### Task to complete
Look through the listing and locate every line containing the word "content"; copy those lines.

### Material for this exercise
+ + +
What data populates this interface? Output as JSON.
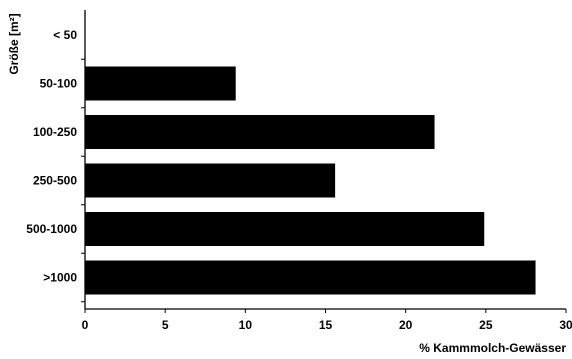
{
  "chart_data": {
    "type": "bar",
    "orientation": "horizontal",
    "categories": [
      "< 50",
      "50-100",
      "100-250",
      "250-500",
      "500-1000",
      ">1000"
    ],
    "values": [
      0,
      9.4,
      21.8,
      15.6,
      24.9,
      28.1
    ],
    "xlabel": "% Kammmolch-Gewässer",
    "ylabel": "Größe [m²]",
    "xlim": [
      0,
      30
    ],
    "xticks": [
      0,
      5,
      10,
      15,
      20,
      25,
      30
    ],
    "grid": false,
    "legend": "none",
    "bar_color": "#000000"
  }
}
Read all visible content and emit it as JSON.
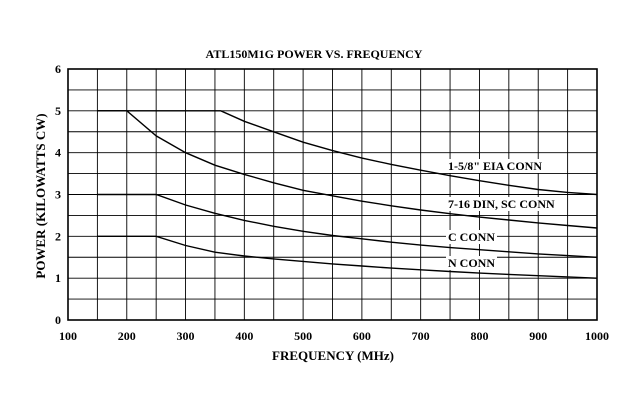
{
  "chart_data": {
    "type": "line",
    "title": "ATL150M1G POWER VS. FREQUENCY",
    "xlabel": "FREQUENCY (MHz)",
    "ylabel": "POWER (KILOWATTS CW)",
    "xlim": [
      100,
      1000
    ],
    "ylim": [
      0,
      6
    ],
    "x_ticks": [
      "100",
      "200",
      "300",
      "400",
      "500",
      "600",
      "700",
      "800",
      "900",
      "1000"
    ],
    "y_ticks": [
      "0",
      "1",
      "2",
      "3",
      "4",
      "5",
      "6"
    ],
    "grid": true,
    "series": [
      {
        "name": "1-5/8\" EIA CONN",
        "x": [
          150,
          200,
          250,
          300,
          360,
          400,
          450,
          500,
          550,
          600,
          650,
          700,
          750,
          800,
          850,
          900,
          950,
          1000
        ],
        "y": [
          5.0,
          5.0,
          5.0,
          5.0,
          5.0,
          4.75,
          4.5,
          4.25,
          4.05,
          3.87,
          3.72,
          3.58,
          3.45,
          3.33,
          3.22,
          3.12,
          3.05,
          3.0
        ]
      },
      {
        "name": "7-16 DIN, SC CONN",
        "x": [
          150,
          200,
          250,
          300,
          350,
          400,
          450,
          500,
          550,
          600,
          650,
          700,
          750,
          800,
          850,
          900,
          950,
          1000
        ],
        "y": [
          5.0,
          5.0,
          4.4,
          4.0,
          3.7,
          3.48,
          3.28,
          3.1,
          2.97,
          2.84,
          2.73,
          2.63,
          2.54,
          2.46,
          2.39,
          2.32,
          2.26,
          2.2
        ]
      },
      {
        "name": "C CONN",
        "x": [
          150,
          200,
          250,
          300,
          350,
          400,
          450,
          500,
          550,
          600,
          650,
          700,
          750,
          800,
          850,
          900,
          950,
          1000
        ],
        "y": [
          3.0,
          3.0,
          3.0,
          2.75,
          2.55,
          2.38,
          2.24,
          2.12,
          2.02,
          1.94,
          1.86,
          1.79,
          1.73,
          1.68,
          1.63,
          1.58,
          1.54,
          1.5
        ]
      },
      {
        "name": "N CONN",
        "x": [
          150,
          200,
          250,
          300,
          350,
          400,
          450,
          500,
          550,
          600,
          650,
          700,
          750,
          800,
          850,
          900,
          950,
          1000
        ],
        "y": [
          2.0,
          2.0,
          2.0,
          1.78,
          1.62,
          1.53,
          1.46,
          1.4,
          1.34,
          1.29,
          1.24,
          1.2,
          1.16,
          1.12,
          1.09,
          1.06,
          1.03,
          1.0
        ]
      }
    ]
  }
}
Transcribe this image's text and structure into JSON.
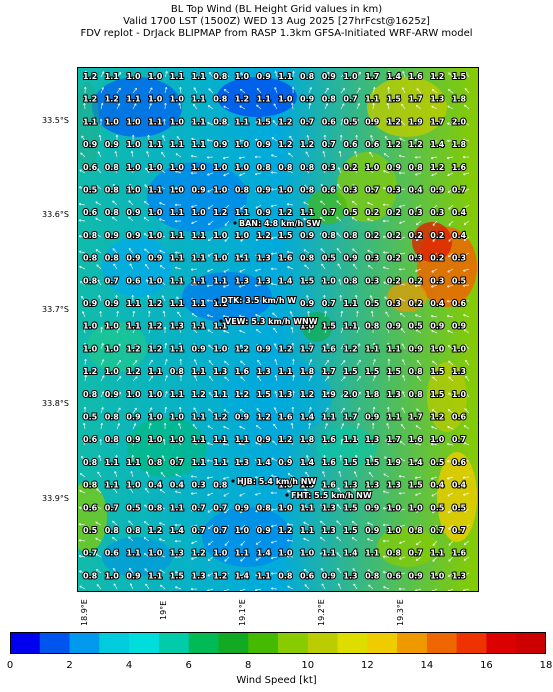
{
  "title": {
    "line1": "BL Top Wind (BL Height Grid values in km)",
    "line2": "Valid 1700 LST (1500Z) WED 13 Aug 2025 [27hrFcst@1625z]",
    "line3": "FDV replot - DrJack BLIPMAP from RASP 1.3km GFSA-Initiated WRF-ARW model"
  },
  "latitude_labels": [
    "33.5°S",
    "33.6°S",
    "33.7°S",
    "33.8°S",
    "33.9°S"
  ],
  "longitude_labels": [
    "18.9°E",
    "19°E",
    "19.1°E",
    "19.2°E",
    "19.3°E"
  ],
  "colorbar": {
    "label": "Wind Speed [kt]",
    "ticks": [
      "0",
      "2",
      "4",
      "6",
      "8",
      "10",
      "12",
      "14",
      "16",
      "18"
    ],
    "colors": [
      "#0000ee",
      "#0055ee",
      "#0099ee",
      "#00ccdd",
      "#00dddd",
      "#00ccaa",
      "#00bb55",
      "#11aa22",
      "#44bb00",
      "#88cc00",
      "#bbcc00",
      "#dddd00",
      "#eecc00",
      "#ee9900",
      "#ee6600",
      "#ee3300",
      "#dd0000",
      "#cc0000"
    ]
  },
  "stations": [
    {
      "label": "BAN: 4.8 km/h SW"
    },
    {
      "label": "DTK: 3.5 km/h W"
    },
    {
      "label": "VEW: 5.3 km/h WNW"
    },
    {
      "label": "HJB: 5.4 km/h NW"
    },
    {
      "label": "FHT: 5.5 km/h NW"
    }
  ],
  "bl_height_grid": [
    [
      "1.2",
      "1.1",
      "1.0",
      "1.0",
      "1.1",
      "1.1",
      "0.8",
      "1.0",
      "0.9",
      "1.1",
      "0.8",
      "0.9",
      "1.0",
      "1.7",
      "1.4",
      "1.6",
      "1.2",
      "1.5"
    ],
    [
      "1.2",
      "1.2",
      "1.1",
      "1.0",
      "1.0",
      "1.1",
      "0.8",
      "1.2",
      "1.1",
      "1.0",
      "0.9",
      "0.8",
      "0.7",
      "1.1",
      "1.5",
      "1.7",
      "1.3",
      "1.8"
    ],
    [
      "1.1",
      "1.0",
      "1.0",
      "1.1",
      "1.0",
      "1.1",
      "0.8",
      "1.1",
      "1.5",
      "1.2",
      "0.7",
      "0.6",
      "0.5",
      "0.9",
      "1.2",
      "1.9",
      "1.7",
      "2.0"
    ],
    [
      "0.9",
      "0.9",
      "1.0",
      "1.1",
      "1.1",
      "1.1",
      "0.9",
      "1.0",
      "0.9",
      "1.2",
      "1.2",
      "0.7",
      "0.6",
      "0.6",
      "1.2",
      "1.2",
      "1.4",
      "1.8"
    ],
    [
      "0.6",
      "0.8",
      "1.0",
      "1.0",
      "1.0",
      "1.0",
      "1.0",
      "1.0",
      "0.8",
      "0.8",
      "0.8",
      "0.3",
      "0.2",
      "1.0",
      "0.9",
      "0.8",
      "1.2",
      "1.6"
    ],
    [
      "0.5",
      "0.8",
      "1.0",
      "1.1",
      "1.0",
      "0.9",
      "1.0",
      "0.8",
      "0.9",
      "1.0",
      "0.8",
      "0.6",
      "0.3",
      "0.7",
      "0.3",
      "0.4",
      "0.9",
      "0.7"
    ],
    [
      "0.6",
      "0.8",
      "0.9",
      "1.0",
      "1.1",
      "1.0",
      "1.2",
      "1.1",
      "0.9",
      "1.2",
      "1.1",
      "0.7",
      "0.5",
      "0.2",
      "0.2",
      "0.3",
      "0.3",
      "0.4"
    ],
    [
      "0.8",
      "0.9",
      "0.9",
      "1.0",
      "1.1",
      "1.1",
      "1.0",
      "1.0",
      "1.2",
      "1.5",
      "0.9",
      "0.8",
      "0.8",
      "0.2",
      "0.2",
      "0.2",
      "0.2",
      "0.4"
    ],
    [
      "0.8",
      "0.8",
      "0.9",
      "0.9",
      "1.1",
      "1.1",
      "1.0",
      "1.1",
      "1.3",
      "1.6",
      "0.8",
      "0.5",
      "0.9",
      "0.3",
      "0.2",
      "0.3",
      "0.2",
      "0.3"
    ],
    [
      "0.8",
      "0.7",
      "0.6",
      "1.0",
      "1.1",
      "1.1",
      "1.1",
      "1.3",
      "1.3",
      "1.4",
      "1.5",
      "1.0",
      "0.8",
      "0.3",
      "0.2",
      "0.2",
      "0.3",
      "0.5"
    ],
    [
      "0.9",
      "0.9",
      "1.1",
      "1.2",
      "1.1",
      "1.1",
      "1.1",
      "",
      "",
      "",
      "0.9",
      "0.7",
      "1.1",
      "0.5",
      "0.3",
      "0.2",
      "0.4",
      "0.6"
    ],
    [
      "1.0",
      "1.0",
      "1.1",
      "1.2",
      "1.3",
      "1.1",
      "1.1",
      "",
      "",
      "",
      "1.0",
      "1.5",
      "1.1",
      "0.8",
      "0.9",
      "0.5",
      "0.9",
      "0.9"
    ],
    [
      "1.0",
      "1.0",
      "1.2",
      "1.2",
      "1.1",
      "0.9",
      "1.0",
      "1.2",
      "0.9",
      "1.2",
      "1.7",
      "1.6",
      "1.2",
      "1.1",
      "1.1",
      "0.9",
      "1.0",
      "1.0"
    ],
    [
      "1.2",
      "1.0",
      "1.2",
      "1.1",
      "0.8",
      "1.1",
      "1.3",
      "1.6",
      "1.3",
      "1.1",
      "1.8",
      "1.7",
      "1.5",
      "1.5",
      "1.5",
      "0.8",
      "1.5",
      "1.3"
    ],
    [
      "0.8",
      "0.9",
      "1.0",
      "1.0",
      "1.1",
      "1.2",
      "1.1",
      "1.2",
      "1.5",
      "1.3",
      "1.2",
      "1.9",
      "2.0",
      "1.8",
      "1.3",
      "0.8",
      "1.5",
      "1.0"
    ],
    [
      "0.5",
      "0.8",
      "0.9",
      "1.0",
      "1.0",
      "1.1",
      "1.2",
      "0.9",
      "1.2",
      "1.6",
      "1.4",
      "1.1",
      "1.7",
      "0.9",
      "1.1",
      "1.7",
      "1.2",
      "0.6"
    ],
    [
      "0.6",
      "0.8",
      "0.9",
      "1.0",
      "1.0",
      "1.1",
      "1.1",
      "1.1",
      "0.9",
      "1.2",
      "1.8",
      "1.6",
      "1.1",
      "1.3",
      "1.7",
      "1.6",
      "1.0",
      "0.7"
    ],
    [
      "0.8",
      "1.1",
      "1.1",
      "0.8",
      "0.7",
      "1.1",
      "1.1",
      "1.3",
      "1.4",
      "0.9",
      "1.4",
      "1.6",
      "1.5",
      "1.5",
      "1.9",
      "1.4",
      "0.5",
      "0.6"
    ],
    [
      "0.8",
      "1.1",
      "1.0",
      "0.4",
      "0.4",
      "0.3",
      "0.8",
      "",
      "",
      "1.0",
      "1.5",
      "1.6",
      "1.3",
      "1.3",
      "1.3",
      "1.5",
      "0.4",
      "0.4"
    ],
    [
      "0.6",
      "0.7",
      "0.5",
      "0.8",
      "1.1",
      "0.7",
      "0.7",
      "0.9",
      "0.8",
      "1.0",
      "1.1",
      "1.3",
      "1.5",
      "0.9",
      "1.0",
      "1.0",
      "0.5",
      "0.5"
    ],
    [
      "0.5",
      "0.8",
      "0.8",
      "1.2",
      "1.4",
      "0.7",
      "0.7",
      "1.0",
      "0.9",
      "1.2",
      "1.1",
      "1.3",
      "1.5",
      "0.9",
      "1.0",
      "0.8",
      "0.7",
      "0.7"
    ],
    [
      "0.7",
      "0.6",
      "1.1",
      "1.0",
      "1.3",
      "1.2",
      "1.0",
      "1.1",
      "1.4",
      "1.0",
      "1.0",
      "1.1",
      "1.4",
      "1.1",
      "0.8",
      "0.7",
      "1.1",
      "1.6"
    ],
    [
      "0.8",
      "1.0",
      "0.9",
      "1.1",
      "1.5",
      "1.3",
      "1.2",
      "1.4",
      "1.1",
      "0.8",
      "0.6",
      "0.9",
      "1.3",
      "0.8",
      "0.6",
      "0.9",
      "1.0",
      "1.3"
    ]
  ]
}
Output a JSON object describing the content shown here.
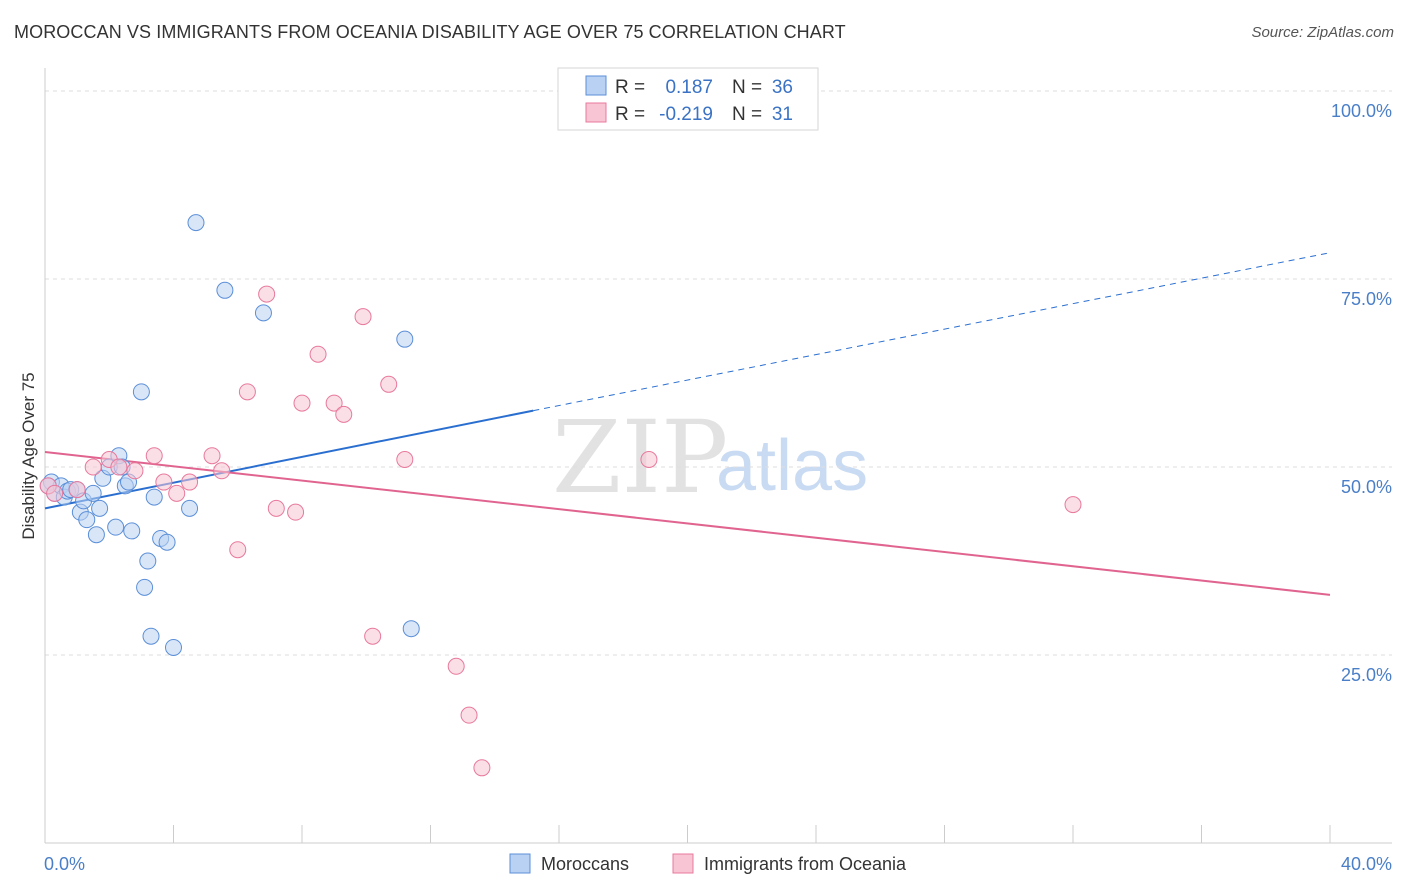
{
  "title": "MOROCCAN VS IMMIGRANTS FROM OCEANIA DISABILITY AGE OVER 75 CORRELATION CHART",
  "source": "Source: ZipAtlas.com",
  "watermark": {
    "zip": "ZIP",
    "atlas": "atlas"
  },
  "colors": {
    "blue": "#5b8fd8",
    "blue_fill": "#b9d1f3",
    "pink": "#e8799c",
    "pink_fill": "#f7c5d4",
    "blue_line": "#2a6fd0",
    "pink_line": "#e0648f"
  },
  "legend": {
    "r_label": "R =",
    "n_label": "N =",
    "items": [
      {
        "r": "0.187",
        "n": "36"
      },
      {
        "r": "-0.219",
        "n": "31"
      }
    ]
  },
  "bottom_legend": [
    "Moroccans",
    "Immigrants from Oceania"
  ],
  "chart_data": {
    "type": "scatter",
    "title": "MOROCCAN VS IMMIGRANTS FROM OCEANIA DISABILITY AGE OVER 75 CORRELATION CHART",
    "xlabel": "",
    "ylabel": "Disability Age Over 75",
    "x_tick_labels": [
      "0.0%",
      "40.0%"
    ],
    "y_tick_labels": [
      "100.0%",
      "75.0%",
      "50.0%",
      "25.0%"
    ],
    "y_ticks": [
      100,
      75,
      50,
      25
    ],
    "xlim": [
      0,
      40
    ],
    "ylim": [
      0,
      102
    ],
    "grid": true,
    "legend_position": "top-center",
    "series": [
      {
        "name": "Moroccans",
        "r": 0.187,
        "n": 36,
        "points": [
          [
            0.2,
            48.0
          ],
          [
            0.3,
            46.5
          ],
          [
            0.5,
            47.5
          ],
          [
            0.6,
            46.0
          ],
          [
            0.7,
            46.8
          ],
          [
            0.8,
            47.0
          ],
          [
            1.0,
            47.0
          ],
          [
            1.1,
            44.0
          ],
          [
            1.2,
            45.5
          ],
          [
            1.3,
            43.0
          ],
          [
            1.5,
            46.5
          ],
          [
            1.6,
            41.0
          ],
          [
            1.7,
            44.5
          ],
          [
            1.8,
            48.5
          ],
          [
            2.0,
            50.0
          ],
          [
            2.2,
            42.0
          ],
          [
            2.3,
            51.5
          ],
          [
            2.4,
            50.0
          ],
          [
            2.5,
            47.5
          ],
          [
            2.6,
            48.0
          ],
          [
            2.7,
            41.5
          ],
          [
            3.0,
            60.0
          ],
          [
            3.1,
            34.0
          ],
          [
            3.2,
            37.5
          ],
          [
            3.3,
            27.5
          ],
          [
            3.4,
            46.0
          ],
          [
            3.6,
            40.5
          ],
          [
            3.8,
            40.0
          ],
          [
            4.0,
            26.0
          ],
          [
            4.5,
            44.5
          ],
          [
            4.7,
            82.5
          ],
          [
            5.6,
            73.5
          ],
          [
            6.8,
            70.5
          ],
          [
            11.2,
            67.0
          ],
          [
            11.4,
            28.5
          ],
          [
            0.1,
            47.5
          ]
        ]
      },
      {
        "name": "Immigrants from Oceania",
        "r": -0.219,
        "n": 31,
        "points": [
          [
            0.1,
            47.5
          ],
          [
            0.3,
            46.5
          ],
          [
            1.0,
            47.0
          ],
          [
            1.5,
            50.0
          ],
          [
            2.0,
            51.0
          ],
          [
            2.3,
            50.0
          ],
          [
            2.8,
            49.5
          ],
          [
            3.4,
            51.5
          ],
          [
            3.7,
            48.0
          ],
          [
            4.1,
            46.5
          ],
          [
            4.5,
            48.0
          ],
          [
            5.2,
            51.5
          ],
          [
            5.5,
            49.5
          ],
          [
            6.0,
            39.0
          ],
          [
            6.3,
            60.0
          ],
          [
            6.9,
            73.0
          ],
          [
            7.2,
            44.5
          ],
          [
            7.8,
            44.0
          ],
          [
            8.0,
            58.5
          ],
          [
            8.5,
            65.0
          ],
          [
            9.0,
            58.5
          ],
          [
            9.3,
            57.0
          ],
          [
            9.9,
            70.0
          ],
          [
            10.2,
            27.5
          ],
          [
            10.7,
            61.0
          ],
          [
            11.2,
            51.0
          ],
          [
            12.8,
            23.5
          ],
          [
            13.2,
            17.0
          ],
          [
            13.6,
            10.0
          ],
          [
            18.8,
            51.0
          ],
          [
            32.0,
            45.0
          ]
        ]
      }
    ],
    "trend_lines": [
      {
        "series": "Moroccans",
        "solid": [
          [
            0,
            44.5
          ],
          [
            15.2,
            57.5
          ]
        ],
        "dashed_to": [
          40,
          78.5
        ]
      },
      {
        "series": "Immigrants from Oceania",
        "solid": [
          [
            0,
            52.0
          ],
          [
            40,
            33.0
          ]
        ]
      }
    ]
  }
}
+ + +
### Task solution
Read all visible content and emit it as JSON.
Output a JSON object describing the content shown here.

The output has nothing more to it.